◆ Tugas Anda:
Bisakah Anda meneruskan kisah di bawah tentang diskusi mahasiswa tahun 1996 mengenai arti cinta, mulai tepat setelah kalimat terakhirnya?

◆ Petikan Halaman:
--------------------

Kalender menunjukkan tahun 1996. Malam yang cerah
menaungi sekumpulan anak muda yang tampak bersiap-siap menggelar diskusi di
depan kantor unit kegiatan mereka. Masa-masa itu memang iklim diskusi dan atmosfer
intelektual kental mewarnai aktivitas keseharian mahasiswa. Diskusi malam itu
temanya tidak main-main enigmatiknya: apa arti cinta?
Saat itu saya sedang tidak jatuh cinta atau mengincar
cewek untuk dipacari (istilah sekarang nembak),
sehingga diskusi semacam itu saya anggap omong kosong tidak menarik. Ketika
menulis baris ini mendadak saya tersadar bahwa pemahaman bahwa “Cinta itu
fungsinya adalah membuat hubungan seks tidak seperti ayam-ayam amat” sudah saya
anut saat itu. Haha. Mungkin karena setelah putus dan merasa kalah cepat
memutus karena pertimbangan nggak enak dan sebangsanya saya menjadi sinis
terhadap cinta romantis yang diagungkan melebihi kadarnya. Tetapi saya datang
juga karena diajak teman satu kos yang sedang terkukuk-kukuk dilanda asmara
kepada seorang mahasiswi kedokteran yang bolehlah cantiknya. Daripada diajak
mengobrol berjam-jam memuja-muja calon dokter yang serius belajar gitar itu dan
ditutup dengan minum vodka murahan yang berakhir dengan feeding the chicken (istilah kami untuk muntah karena mabuk waktu
itu) lebih baik saya melihat pembuktian kata seorang sastrawan: Laki-laki itu
berbicara politik seperampat jam saja, berjam-jam selebihnya ya apalagi kalau
bukan membahas perempuan.
Setelah moderator membuka diskusi dengan menjabarkan
betapa agung cinta itu, betapa perkasa cinta hingga mampu menggerakkan
kemanusiaan, betapa suci cinta hingga orang mau menolong orang lain dengan
mengorbankan diri bila perlu dan hal-hal amat indah lebih indah dari ungkapan
cinta platonis Kahlil Gibran kepada May Zubaida, para peserta mendapat giliran
untuk mengungkapkan apa arti cinta bagi mereka dan menanggapi umpan moderator
atau mengomentari pendapat peserta lainnya. Mulailah saya mendengar kata-kata
penuh busa pemujaan terhadap cinta dan ceramah betapa agung cinta
hingga tak ada definisi yang tepat untuk itu. Akhirnya tiba giliran saya.
Saya bilang cinta, kalau yang dimaksud cinta romantis
yang diidap rekan-rekan saya saat itu, hanyalah sesuatu untuk memperindah agar
dalam menyalurkan syahwat kita tidak mirip-mirip amat dengan ayam. Harus
dibedakanlah cinta tanah air dengan cinta hormonal. Kalau disamakan, bagaimana
cara kita menyetubuhi tanah air? Cinta suci hingga rela menolong tanpa pamrih
apaan? Bukankah ngebet direspons perempuan yang kita incar itu pamrih juga? Tulus? Oh
ya? Memangnya kita mau menolong cewek jelek yang menuntun sepeda motor dengan
roda bocor?

--------------------

(Butir dataset)
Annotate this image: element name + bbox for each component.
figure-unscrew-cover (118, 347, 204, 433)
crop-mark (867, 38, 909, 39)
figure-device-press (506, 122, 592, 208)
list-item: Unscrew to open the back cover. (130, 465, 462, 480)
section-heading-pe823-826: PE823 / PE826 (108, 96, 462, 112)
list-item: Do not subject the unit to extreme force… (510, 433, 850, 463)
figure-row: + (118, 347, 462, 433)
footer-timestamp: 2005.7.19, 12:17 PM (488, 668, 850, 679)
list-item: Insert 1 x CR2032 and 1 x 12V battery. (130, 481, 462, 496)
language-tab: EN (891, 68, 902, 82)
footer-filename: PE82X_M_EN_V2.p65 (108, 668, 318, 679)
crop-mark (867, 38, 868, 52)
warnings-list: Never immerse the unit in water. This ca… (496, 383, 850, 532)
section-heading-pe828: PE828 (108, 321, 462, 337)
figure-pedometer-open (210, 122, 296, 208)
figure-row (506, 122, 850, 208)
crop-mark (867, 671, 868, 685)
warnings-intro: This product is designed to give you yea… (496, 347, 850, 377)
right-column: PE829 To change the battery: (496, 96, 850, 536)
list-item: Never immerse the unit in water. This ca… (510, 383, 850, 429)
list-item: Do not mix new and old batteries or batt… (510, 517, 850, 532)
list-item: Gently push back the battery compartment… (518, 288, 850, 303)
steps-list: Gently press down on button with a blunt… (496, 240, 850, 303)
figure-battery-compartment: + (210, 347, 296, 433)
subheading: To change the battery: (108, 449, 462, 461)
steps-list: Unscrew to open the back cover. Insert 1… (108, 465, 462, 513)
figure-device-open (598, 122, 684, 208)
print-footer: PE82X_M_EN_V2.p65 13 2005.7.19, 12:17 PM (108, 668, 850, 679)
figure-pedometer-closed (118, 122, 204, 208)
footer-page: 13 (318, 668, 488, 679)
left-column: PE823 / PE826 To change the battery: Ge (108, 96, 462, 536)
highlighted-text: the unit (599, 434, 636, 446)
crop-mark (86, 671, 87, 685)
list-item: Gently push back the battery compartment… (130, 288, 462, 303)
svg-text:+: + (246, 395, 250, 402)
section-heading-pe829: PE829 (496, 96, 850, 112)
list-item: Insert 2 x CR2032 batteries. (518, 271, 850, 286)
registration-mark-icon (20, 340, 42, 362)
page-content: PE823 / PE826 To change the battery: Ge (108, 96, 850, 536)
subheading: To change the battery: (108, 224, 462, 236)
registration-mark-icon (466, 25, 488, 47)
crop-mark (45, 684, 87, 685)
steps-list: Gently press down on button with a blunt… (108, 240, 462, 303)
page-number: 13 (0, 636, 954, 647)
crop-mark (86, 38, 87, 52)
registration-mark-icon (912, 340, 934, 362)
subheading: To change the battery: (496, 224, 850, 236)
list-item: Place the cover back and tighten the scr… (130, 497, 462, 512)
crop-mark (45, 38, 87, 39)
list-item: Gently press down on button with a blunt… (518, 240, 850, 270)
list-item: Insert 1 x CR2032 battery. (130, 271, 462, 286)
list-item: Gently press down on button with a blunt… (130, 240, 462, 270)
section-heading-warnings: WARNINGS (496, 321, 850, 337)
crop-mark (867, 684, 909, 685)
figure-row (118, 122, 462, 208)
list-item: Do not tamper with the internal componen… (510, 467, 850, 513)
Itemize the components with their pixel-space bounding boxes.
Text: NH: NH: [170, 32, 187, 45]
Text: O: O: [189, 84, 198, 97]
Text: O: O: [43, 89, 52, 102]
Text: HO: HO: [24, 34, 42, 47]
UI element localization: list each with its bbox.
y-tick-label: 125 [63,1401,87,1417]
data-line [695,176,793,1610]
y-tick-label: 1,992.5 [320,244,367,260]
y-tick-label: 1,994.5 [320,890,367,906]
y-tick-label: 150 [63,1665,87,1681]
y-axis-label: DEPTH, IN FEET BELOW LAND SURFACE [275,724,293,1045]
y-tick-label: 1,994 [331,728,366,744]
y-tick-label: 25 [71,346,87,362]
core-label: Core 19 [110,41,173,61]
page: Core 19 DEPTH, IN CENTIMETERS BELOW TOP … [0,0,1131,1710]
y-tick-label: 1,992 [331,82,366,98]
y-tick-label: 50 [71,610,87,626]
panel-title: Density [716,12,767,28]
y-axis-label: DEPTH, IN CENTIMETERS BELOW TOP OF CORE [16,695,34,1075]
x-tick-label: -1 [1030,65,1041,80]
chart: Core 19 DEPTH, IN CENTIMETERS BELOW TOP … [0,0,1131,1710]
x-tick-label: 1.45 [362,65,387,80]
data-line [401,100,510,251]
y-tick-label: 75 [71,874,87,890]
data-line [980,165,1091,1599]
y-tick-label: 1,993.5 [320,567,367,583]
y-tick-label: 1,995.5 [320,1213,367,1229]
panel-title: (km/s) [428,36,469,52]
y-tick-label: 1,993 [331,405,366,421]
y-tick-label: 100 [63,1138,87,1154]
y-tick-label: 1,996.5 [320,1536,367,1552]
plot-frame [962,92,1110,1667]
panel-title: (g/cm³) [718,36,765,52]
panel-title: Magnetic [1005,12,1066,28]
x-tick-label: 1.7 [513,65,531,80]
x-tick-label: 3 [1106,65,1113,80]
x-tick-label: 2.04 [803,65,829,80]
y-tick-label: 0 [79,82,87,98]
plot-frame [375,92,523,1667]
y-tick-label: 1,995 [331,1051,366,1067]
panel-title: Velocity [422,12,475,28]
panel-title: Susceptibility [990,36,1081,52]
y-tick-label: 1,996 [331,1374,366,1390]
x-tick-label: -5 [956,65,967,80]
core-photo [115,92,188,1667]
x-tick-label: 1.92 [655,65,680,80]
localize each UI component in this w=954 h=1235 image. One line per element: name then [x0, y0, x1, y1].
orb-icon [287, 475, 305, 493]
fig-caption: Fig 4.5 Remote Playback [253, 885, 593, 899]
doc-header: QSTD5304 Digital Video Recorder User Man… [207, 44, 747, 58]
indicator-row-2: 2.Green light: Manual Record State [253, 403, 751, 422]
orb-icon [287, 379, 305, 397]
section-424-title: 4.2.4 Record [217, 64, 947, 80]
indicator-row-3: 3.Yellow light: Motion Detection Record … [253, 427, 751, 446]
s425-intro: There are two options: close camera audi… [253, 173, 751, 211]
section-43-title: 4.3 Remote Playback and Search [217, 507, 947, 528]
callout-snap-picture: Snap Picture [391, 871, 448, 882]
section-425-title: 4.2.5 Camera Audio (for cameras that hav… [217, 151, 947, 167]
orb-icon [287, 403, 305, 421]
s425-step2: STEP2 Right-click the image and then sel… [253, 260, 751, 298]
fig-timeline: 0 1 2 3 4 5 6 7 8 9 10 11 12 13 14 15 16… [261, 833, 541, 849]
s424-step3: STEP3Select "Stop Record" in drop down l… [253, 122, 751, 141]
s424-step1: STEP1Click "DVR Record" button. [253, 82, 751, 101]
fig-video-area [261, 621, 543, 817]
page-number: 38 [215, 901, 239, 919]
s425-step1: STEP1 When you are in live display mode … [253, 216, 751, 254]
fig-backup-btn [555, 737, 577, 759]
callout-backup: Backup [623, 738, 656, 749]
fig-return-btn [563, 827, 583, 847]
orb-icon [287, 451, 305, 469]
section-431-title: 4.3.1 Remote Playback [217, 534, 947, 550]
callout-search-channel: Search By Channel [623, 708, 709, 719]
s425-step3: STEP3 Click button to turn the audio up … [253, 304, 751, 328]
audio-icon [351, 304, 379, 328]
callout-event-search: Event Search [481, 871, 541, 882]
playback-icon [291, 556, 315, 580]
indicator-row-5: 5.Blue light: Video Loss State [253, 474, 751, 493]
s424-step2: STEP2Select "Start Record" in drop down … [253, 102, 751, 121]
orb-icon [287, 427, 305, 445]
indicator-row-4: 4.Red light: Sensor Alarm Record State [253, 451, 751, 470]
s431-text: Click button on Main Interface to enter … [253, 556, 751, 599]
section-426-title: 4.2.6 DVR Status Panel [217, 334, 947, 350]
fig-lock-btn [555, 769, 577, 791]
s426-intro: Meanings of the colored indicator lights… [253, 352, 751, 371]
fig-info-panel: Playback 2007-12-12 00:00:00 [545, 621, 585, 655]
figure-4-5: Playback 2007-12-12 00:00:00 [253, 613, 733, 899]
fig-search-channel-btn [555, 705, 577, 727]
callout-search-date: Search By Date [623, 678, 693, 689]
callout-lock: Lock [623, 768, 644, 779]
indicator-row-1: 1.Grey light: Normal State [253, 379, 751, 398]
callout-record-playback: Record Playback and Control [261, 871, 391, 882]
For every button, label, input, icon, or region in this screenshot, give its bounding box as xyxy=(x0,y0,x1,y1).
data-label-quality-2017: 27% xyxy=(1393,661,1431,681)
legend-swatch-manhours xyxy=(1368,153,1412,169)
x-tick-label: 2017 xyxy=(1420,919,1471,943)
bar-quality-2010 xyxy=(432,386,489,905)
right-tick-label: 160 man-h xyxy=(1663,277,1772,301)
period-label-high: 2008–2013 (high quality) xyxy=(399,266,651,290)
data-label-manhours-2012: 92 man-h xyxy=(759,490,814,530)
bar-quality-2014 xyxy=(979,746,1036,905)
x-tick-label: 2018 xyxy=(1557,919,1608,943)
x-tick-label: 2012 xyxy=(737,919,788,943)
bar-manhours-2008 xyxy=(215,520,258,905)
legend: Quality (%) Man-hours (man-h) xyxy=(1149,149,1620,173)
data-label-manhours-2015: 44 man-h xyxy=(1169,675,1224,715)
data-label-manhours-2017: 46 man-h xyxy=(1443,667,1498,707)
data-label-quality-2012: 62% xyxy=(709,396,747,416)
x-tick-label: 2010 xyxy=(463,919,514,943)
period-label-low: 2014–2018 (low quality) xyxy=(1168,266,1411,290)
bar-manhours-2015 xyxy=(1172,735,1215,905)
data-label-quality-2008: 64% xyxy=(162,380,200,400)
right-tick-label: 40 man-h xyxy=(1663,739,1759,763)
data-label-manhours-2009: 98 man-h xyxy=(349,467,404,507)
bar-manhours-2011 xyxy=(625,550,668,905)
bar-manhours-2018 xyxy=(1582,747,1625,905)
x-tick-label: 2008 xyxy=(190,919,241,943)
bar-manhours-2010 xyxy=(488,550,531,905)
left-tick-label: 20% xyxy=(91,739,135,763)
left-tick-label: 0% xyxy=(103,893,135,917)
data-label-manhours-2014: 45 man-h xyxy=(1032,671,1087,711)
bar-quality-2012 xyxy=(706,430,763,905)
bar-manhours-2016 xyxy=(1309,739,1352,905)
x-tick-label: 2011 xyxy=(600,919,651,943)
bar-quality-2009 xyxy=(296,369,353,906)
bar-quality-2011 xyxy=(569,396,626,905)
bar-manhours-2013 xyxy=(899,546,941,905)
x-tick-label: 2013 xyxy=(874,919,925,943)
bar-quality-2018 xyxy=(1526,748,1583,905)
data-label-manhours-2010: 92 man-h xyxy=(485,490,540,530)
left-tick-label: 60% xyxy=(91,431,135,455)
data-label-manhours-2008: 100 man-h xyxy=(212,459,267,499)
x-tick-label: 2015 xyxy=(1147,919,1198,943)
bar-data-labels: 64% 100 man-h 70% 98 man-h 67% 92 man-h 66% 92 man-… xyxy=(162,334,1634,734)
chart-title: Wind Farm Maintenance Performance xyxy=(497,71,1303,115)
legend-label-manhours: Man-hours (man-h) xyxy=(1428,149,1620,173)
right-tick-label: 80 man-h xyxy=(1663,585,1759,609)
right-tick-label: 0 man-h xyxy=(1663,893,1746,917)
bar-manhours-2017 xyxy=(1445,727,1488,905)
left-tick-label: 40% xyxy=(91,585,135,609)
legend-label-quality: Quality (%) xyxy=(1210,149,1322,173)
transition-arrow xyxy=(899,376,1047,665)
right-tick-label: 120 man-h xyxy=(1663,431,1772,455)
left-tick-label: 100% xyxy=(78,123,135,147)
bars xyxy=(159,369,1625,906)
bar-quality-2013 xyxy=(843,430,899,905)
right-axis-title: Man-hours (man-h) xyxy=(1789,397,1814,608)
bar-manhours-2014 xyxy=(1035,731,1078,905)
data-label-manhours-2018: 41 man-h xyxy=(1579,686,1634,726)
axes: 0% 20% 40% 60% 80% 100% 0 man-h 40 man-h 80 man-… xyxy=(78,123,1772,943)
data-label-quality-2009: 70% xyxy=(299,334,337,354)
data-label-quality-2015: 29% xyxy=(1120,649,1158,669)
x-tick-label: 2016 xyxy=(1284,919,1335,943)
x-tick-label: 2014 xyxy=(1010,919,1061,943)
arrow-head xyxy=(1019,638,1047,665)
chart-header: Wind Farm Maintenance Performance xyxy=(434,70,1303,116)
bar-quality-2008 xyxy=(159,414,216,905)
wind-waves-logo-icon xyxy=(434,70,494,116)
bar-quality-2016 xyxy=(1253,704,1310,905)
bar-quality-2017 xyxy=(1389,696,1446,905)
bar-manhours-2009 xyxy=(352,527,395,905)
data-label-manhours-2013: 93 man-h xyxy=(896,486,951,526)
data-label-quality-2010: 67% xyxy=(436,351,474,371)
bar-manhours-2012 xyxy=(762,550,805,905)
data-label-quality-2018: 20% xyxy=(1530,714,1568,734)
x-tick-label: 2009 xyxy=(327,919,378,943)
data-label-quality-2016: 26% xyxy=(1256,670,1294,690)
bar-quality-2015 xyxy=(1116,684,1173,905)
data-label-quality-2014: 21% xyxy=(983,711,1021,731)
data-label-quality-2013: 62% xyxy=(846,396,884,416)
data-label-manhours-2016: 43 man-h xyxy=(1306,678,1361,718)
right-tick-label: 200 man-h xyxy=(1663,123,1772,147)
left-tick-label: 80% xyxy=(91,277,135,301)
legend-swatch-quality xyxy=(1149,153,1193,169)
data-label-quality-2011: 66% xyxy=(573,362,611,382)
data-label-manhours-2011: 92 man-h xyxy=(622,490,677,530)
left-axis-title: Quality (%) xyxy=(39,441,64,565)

--------------------

◆ Jawaban Latihan:
Mungkin karena dianggap merusak suasana, seorang mahasiswa
abadi yang dituakan, dan memang tua secara usia bahkan untuk saat itu, memotong
semacam orasi anti-cinta saya dengan mengatakan bahwa kita semua harus
memaklumi ada saudara kita yang punya pendapat tersendiri tentang cinta. Saya
lupa akhir diskusi itu karena yang saya ingat hanyalah kepala saya sangat berat
ketika bangun karena menenggak head
cleaner (gurauan di kalangan kami waktu itu merujuk minuman keras yang
diplesetkan dari cairan pembersih head
tape recorder).
Lama sesudah malam diskusi itu saya menyaksikan
banyak hal yang menjadikan saya makin sinis kepada para pemuja cinta. Misalnya
mendapati seorang aktivis perempuan yang kini menjadi politikus “tidur” secara
tidak tertib atas nama cinta yang bagi saya ya cuma biar mudah menjadi ini atau
itu yang diinginkannya, atau gadis belia duduk dirangkul lelaki gaek yang
mengajarinya membaca puisi. Dan banyak lagi yang lainnya. Semua itu
mengerucutkan pandangan saya tentang cinta romantik hingga mengamini kata-kata
Julian Barnes berikut:
Love is |
Hampir dua puluh tahun kemudian, bagaimana kehidupan
cinta (sic) para pengagung cinta suatu malam pada tahun 1996 itu? Suram. Sama sekali
jauh dari yang mereka cita-citakan. Mau bagaimana lagi? Realitas memang lebih
sering tak seindah angan-angan. Tetapi begitulah anak muda dari segala zaman:
selalu mendewakan cinta yang keagungannya dilanggengkan oleh berbagai roman dan
lagu. Dari dulu sampai kapan pun ya akan begitu-begitu melulu. Wajar belaka.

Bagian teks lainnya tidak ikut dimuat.